== Exercise material ==

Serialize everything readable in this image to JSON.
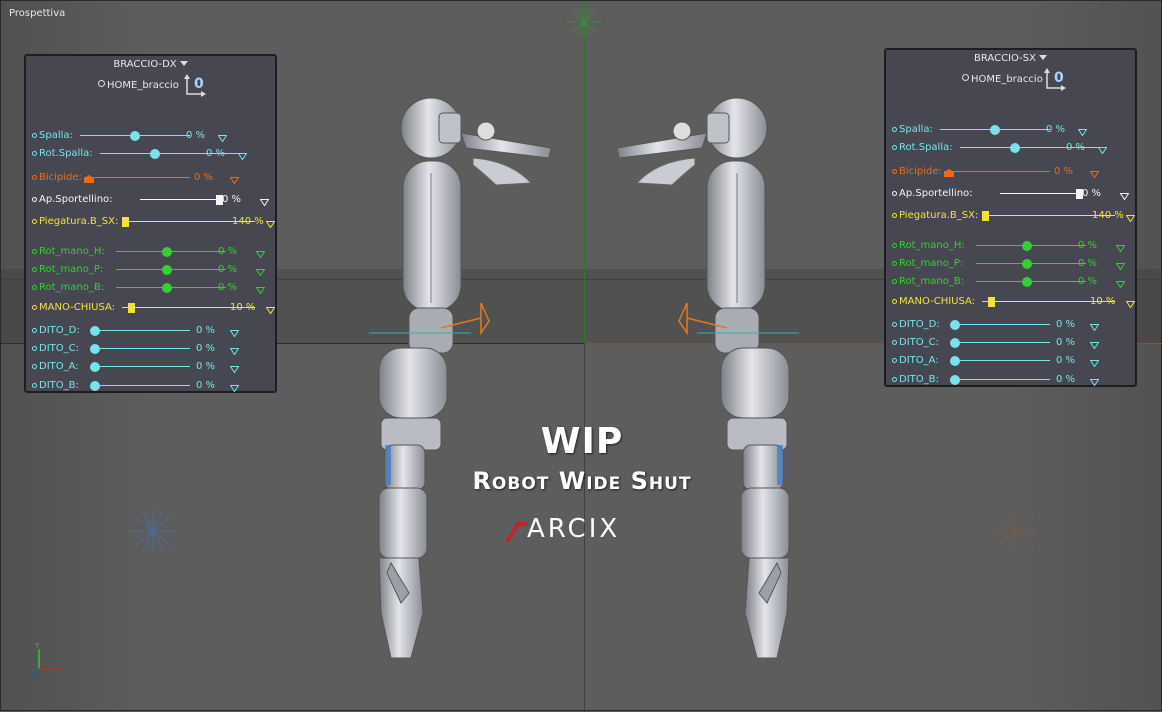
{
  "viewport": {
    "label": "Prospettiva"
  },
  "panels": [
    {
      "title": "BRACCIO-DX",
      "home_label": "HOME_braccio",
      "zero_label": "0",
      "rows": [
        {
          "label": "Spalla:",
          "value": "0 %",
          "color": "#77e3ea"
        },
        {
          "label": "Rot.Spalla:",
          "value": "0 %",
          "color": "#77e3ea"
        },
        {
          "label": "Bicipide:",
          "value": "0 %",
          "color": "#ef6a13"
        },
        {
          "label": "Ap.Sportellino:",
          "value": "0 %",
          "color": "#f4f4f4"
        },
        {
          "label": "Piegatura.B_SX:",
          "value": "140 %",
          "color": "#f2e23a"
        },
        {
          "label": "Rot_mano_H:",
          "value": "0 %",
          "color": "#33d12c"
        },
        {
          "label": "Rot_mano_P:",
          "value": "0 %",
          "color": "#33d12c"
        },
        {
          "label": "Rot_mano_B:",
          "value": "0 %",
          "color": "#33d12c"
        },
        {
          "label": "MANO-CHIUSA:",
          "value": "10 %",
          "color": "#f2e23a"
        },
        {
          "label": "DITO_D:",
          "value": "0 %",
          "color": "#77e3ea"
        },
        {
          "label": "DITO_C:",
          "value": "0 %",
          "color": "#77e3ea"
        },
        {
          "label": "DITO_A:",
          "value": "0 %",
          "color": "#77e3ea"
        },
        {
          "label": "DITO_B:",
          "value": "0 %",
          "color": "#77e3ea"
        }
      ]
    },
    {
      "title": "BRACCIO-SX",
      "home_label": "HOME_braccio",
      "zero_label": "0",
      "rows": [
        {
          "label": "Spalla:",
          "value": "0 %",
          "color": "#77e3ea"
        },
        {
          "label": "Rot.Spalla:",
          "value": "0 %",
          "color": "#77e3ea"
        },
        {
          "label": "Bicipide:",
          "value": "0 %",
          "color": "#ef6a13"
        },
        {
          "label": "Ap.Sportellino:",
          "value": "0 %",
          "color": "#f4f4f4"
        },
        {
          "label": "Piegatura.B_SX:",
          "value": "140 %",
          "color": "#f2e23a"
        },
        {
          "label": "Rot_mano_H:",
          "value": "0 %",
          "color": "#33d12c"
        },
        {
          "label": "Rot_mano_P:",
          "value": "0 %",
          "color": "#33d12c"
        },
        {
          "label": "Rot_mano_B:",
          "value": "0 %",
          "color": "#33d12c"
        },
        {
          "label": "MANO-CHIUSA:",
          "value": "10 %",
          "color": "#f2e23a"
        },
        {
          "label": "DITO_D:",
          "value": "0 %",
          "color": "#77e3ea"
        },
        {
          "label": "DITO_C:",
          "value": "0 %",
          "color": "#77e3ea"
        },
        {
          "label": "DITO_A:",
          "value": "0 %",
          "color": "#77e3ea"
        },
        {
          "label": "DITO_B:",
          "value": "0 %",
          "color": "#77e3ea"
        }
      ]
    }
  ],
  "overlay": {
    "title": "WIP",
    "subtitle": "Robot Wide Shut",
    "brand": "ARCIX",
    "brand_accent": "#c8202a"
  },
  "axis_widget": {
    "x": "X",
    "y": "Y",
    "z": "Z"
  }
}
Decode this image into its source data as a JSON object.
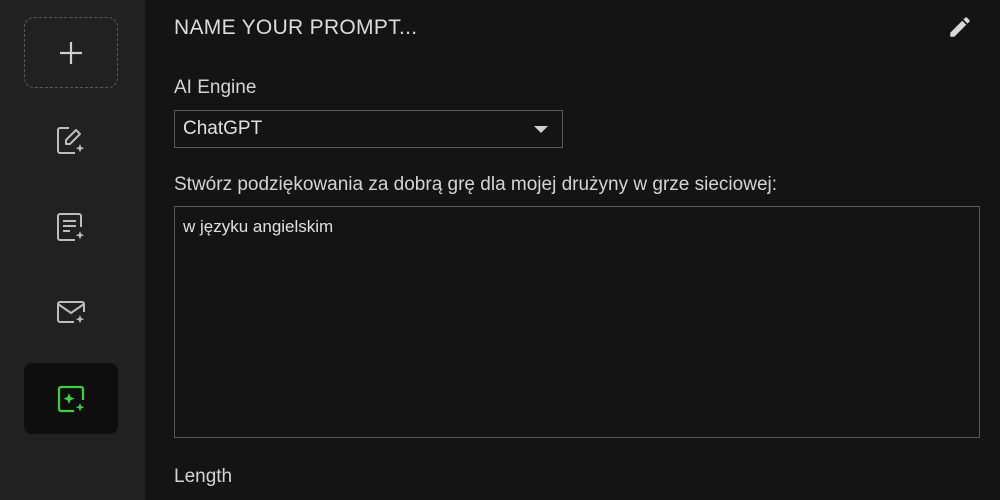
{
  "sidebar": {
    "items": [
      {
        "name": "add-prompt",
        "icon": "plus-icon"
      },
      {
        "name": "edit-sparkle",
        "icon": "pencil-sparkle-icon"
      },
      {
        "name": "document-sparkle",
        "icon": "document-sparkle-icon"
      },
      {
        "name": "mail-sparkle",
        "icon": "mail-sparkle-icon"
      },
      {
        "name": "image-sparkle",
        "icon": "image-sparkle-icon",
        "active": true
      }
    ],
    "active_color": "#3fcf3f"
  },
  "main": {
    "title_placeholder": "NAME YOUR PROMPT...",
    "engine_label": "AI Engine",
    "engine_value": "ChatGPT",
    "instruction_label": "Stwórz podziękowania za dobrą grę dla mojej drużyny w grze sieciowej:",
    "instruction_value": "w języku angielskim",
    "length_label": "Length"
  }
}
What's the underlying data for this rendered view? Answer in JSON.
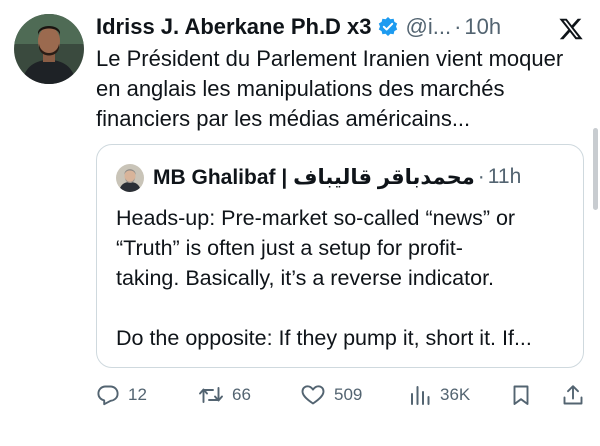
{
  "author": {
    "name": "Idriss J. Aberkane Ph.D x3",
    "handle": "@i...",
    "separator": "·",
    "time": "10h"
  },
  "tweet": {
    "text": "Le Président du Parlement Iranien vient moquer\nen anglais les manipulations des marchés\nfinanciers par les médias américains..."
  },
  "quoted": {
    "name": "MB Ghalibaf | محمدباقر قالیباف",
    "separator": "·",
    "time": "11h",
    "text": "Heads-up: Pre-market so-called “news” or\n“Truth” is often just a setup for profit-\ntaking. Basically, it’s a reverse indicator.\n\nDo the opposite: If they pump it, short it. If..."
  },
  "actions": {
    "replies": "12",
    "reposts": "66",
    "likes": "509",
    "views": "36K"
  },
  "icons": {
    "verified": "verified-badge-icon",
    "logo": "x-logo-icon",
    "reply": "reply-icon",
    "repost": "repost-icon",
    "like": "like-icon",
    "views": "views-icon",
    "bookmark": "bookmark-icon",
    "share": "share-icon"
  },
  "colors": {
    "text": "#0f1419",
    "secondary": "#536471",
    "verified": "#1d9bf0",
    "border": "#cfd9de"
  }
}
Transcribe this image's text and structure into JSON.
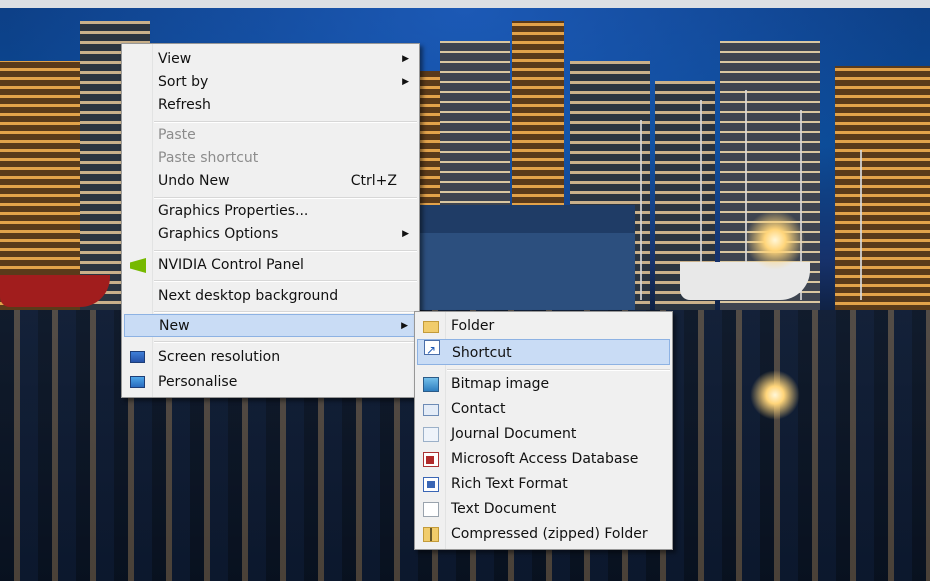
{
  "context_menu": {
    "items": [
      {
        "label": "View",
        "submenu": true
      },
      {
        "label": "Sort by",
        "submenu": true
      },
      {
        "label": "Refresh"
      },
      {
        "label": "Paste",
        "disabled": true
      },
      {
        "label": "Paste shortcut",
        "disabled": true
      },
      {
        "label": "Undo New",
        "shortcut": "Ctrl+Z"
      },
      {
        "label": "Graphics Properties..."
      },
      {
        "label": "Graphics Options",
        "submenu": true
      },
      {
        "label": "NVIDIA Control Panel",
        "icon": "nvidia-icon"
      },
      {
        "label": "Next desktop background"
      },
      {
        "label": "New",
        "submenu": true,
        "highlighted": true
      },
      {
        "label": "Screen resolution",
        "icon": "monitor-icon"
      },
      {
        "label": "Personalise",
        "icon": "personalise-icon"
      }
    ]
  },
  "new_submenu": {
    "items": [
      {
        "label": "Folder",
        "icon": "folder-icon"
      },
      {
        "label": "Shortcut",
        "icon": "shortcut-icon",
        "highlighted": true
      },
      {
        "label": "Bitmap image",
        "icon": "bitmap-icon"
      },
      {
        "label": "Contact",
        "icon": "contact-icon"
      },
      {
        "label": "Journal Document",
        "icon": "journal-icon"
      },
      {
        "label": "Microsoft Access Database",
        "icon": "access-icon"
      },
      {
        "label": "Rich Text Format",
        "icon": "rtf-icon"
      },
      {
        "label": "Text Document",
        "icon": "text-document-icon"
      },
      {
        "label": "Compressed (zipped) Folder",
        "icon": "zip-folder-icon"
      }
    ]
  },
  "colors": {
    "menu_bg": "#f0f0f0",
    "highlight": "#c9dcf5",
    "highlight_border": "#8db2e3",
    "disabled_text": "#8c8c8c"
  }
}
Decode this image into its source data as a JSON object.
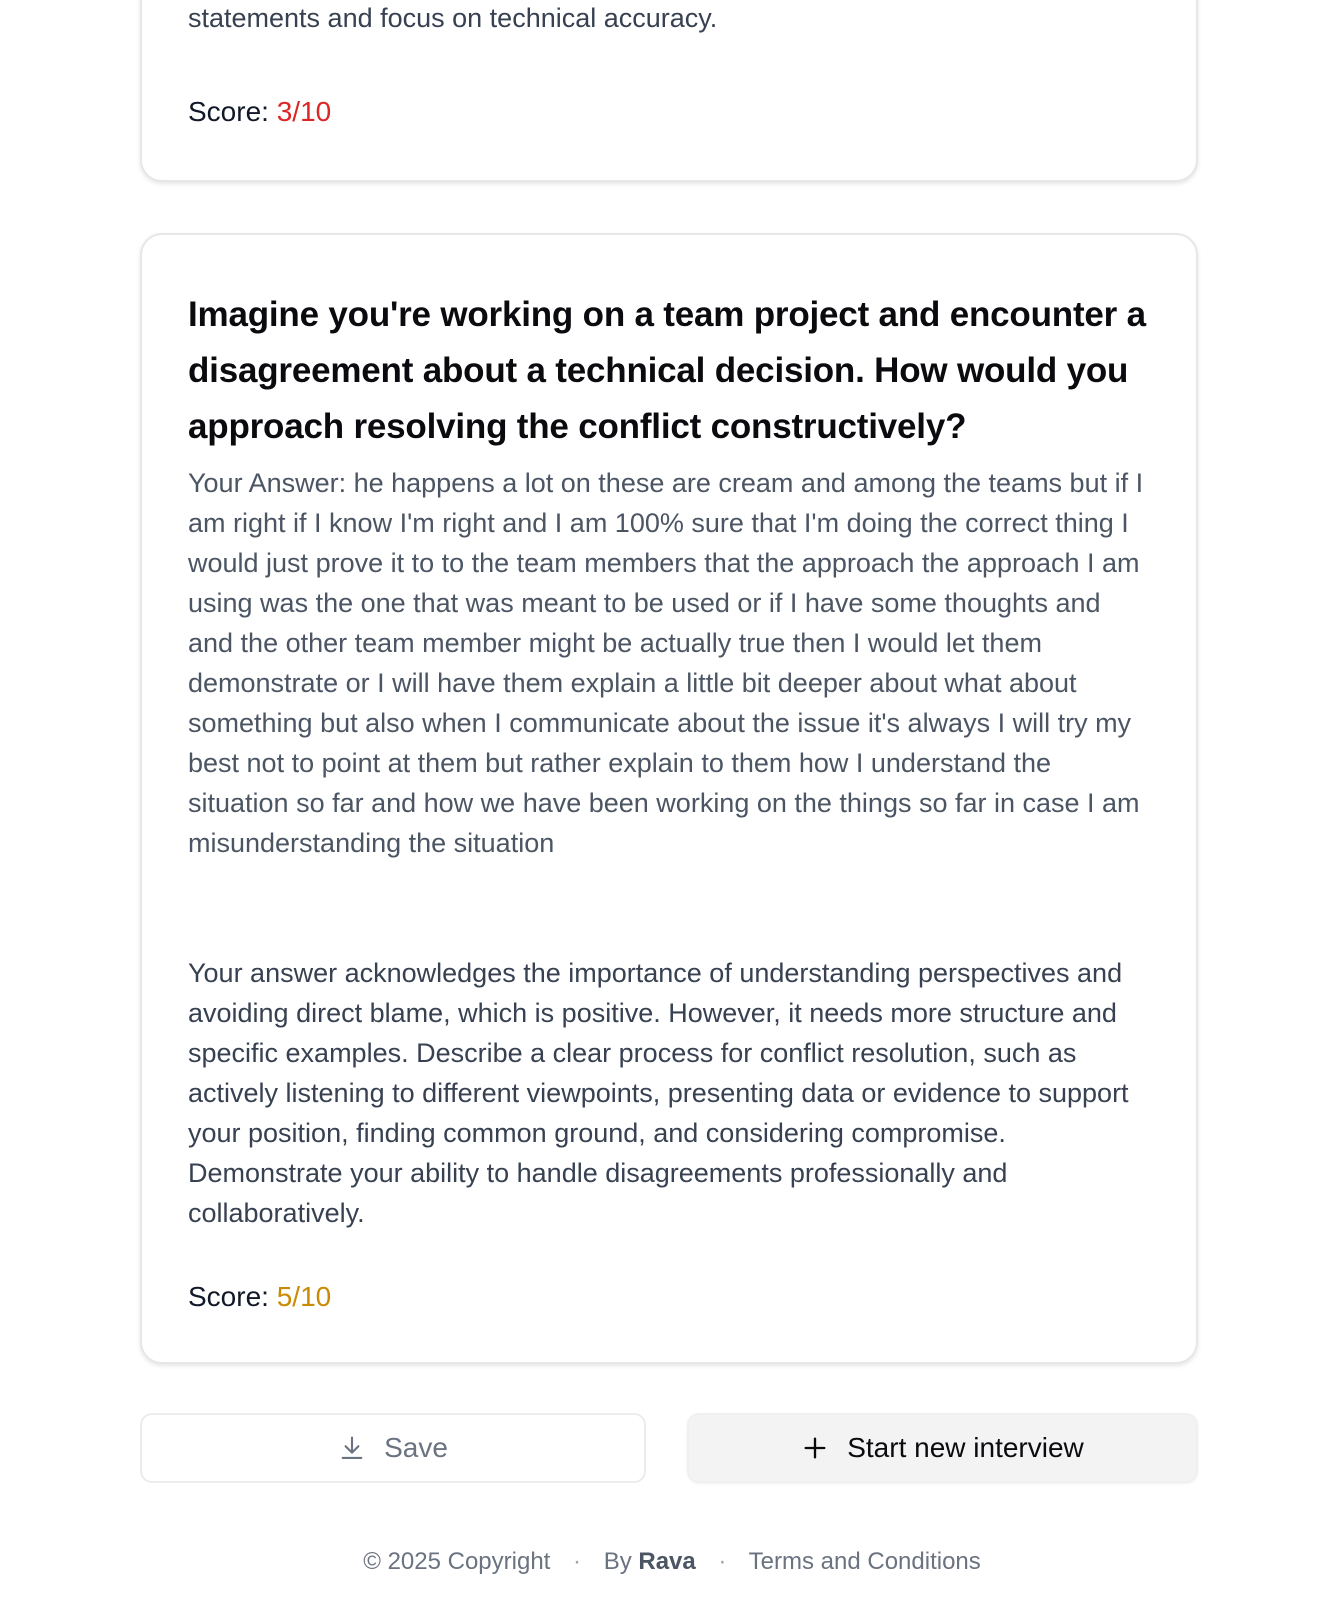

===

> [Aim]
Pictures are to be left out; repeat all the remaining data exactly.

> [Reply]
Serialize everything readable in this image to JSON.
{
  "viewport": {
    "label": "Prospettiva"
  },
  "panels": [
    {
      "title": "BRACCIO-DX",
      "home_label": "HOME_braccio",
      "zero_label": "0",
      "rows": [
        {
          "label": "Spalla:",
          "value": "0 %",
          "color": "#77e3ea"
        },
        {
          "label": "Rot.Spalla:",
          "value": "0 %",
          "color": "#77e3ea"
        },
        {
          "label": "Bicipide:",
          "value": "0 %",
          "color": "#ef6a13"
        },
        {
          "label": "Ap.Sportellino:",
          "value": "0 %",
          "color": "#f4f4f4"
        },
        {
          "label": "Piegatura.B_SX:",
          "value": "140 %",
          "color": "#f2e23a"
        },
        {
          "label": "Rot_mano_H:",
          "value": "0 %",
          "color": "#33d12c"
        },
        {
          "label": "Rot_mano_P:",
          "value": "0 %",
          "color": "#33d12c"
        },
        {
          "label": "Rot_mano_B:",
          "value": "0 %",
          "color": "#33d12c"
        },
        {
          "label": "MANO-CHIUSA:",
          "value": "10 %",
          "color": "#f2e23a"
        },
        {
          "label": "DITO_D:",
          "value": "0 %",
          "color": "#77e3ea"
        },
        {
          "label": "DITO_C:",
          "value": "0 %",
          "color": "#77e3ea"
        },
        {
          "label": "DITO_A:",
          "value": "0 %",
          "color": "#77e3ea"
        },
        {
          "label": "DITO_B:",
          "value": "0 %",
          "color": "#77e3ea"
        }
      ]
    },
    {
      "title": "BRACCIO-SX",
      "home_label": "HOME_braccio",
      "zero_label": "0",
      "rows": [
        {
          "label": "Spalla:",
          "value": "0 %",
          "color": "#77e3ea"
        },
        {
          "label": "Rot.Spalla:",
          "value": "0 %",
          "color": "#77e3ea"
        },
        {
          "label": "Bicipide:",
          "value": "0 %",
          "color": "#ef6a13"
        },
        {
          "label": "Ap.Sportellino:",
          "value": "0 %",
          "color": "#f4f4f4"
        },
        {
          "label": "Piegatura.B_SX:",
          "value": "140 %",
          "color": "#f2e23a"
        },
        {
          "label": "Rot_mano_H:",
          "value": "0 %",
          "color": "#33d12c"
        },
        {
          "label": "Rot_mano_P:",
          "value": "0 %",
          "color": "#33d12c"
        },
        {
          "label": "Rot_mano_B:",
          "value": "0 %",
          "color": "#33d12c"
        },
        {
          "label": "MANO-CHIUSA:",
          "value": "10 %",
          "color": "#f2e23a"
        },
        {
          "label": "DITO_D:",
          "value": "0 %",
          "color": "#77e3ea"
        },
        {
          "label": "DITO_C:",
          "value": "0 %",
          "color": "#77e3ea"
        },
        {
          "label": "DITO_A:",
          "value": "0 %",
          "color": "#77e3ea"
        },
        {
          "label": "DITO_B:",
          "value": "0 %",
          "color": "#77e3ea"
        }
      ]
    }
  ],
  "overlay": {
    "title": "WIP",
    "subtitle": "Robot Wide Shut",
    "brand": "ARCIX",
    "brand_accent": "#c8202a"
  },
  "axis_widget": {
    "x": "X",
    "y": "Y",
    "z": "Z"
  }
}
Decode this image into its source data as a JSON object.
{
  "sidebar": {
    "items": [
      {
        "name": "add-prompt",
        "icon": "plus-icon"
      },
      {
        "name": "edit-sparkle",
        "icon": "pencil-sparkle-icon"
      },
      {
        "name": "document-sparkle",
        "icon": "document-sparkle-icon"
      },
      {
        "name": "mail-sparkle",
        "icon": "mail-sparkle-icon"
      },
      {
        "name": "image-sparkle",
        "icon": "image-sparkle-icon",
        "active": true
      }
    ],
    "active_color": "#3fcf3f"
  },
  "main": {
    "title_placeholder": "NAME YOUR PROMPT...",
    "engine_label": "AI Engine",
    "engine_value": "ChatGPT",
    "instruction_label": "Stwórz podziękowania za dobrą grę dla mojej drużyny w grze sieciowej:",
    "instruction_value": "w języku angielskim",
    "length_label": "Length"
  }
}
What's the underlying data for this rendered view? Answer in JSON.
{
  "author": {
    "name": "Idriss J. Aberkane Ph.D x3",
    "handle": "@i...",
    "separator": "·",
    "time": "10h"
  },
  "tweet": {
    "text": "Le Président du Parlement Iranien vient moquer\nen anglais les manipulations des marchés\nfinanciers par les médias américains..."
  },
  "quoted": {
    "name": "MB Ghalibaf | محمدباقر قالیباف",
    "separator": "·",
    "time": "11h",
    "text": "Heads-up: Pre-market so-called “news” or\n“Truth” is often just a setup for profit-\ntaking. Basically, it’s a reverse indicator.\n\nDo the opposite: If they pump it, short it. If..."
  },
  "actions": {
    "replies": "12",
    "reposts": "66",
    "likes": "509",
    "views": "36K"
  },
  "icons": {
    "verified": "verified-badge-icon",
    "logo": "x-logo-icon",
    "reply": "reply-icon",
    "repost": "repost-icon",
    "like": "like-icon",
    "views": "views-icon",
    "bookmark": "bookmark-icon",
    "share": "share-icon"
  },
  "colors": {
    "text": "#0f1419",
    "secondary": "#536471",
    "verified": "#1d9bf0",
    "border": "#cfd9de"
  }
}
Transcribe this image's text and structure into JSON.
{
  "context_menu": {
    "items": [
      {
        "label": "View",
        "submenu": true
      },
      {
        "label": "Sort by",
        "submenu": true
      },
      {
        "label": "Refresh"
      },
      {
        "label": "Paste",
        "disabled": true
      },
      {
        "label": "Paste shortcut",
        "disabled": true
      },
      {
        "label": "Undo New",
        "shortcut": "Ctrl+Z"
      },
      {
        "label": "Graphics Properties..."
      },
      {
        "label": "Graphics Options",
        "submenu": true
      },
      {
        "label": "NVIDIA Control Panel",
        "icon": "nvidia-icon"
      },
      {
        "label": "Next desktop background"
      },
      {
        "label": "New",
        "submenu": true,
        "highlighted": true
      },
      {
        "label": "Screen resolution",
        "icon": "monitor-icon"
      },
      {
        "label": "Personalise",
        "icon": "personalise-icon"
      }
    ]
  },
  "new_submenu": {
    "items": [
      {
        "label": "Folder",
        "icon": "folder-icon"
      },
      {
        "label": "Shortcut",
        "icon": "shortcut-icon",
        "highlighted": true
      },
      {
        "label": "Bitmap image",
        "icon": "bitmap-icon"
      },
      {
        "label": "Contact",
        "icon": "contact-icon"
      },
      {
        "label": "Journal Document",
        "icon": "journal-icon"
      },
      {
        "label": "Microsoft Access Database",
        "icon": "access-icon"
      },
      {
        "label": "Rich Text Format",
        "icon": "rtf-icon"
      },
      {
        "label": "Text Document",
        "icon": "text-document-icon"
      },
      {
        "label": "Compressed (zipped) Folder",
        "icon": "zip-folder-icon"
      }
    ]
  },
  "colors": {
    "menu_bg": "#f0f0f0",
    "highlight": "#c9dcf5",
    "highlight_border": "#8db2e3",
    "disabled_text": "#8c8c8c"
  }
}
Decode this image into its source data as a JSON object.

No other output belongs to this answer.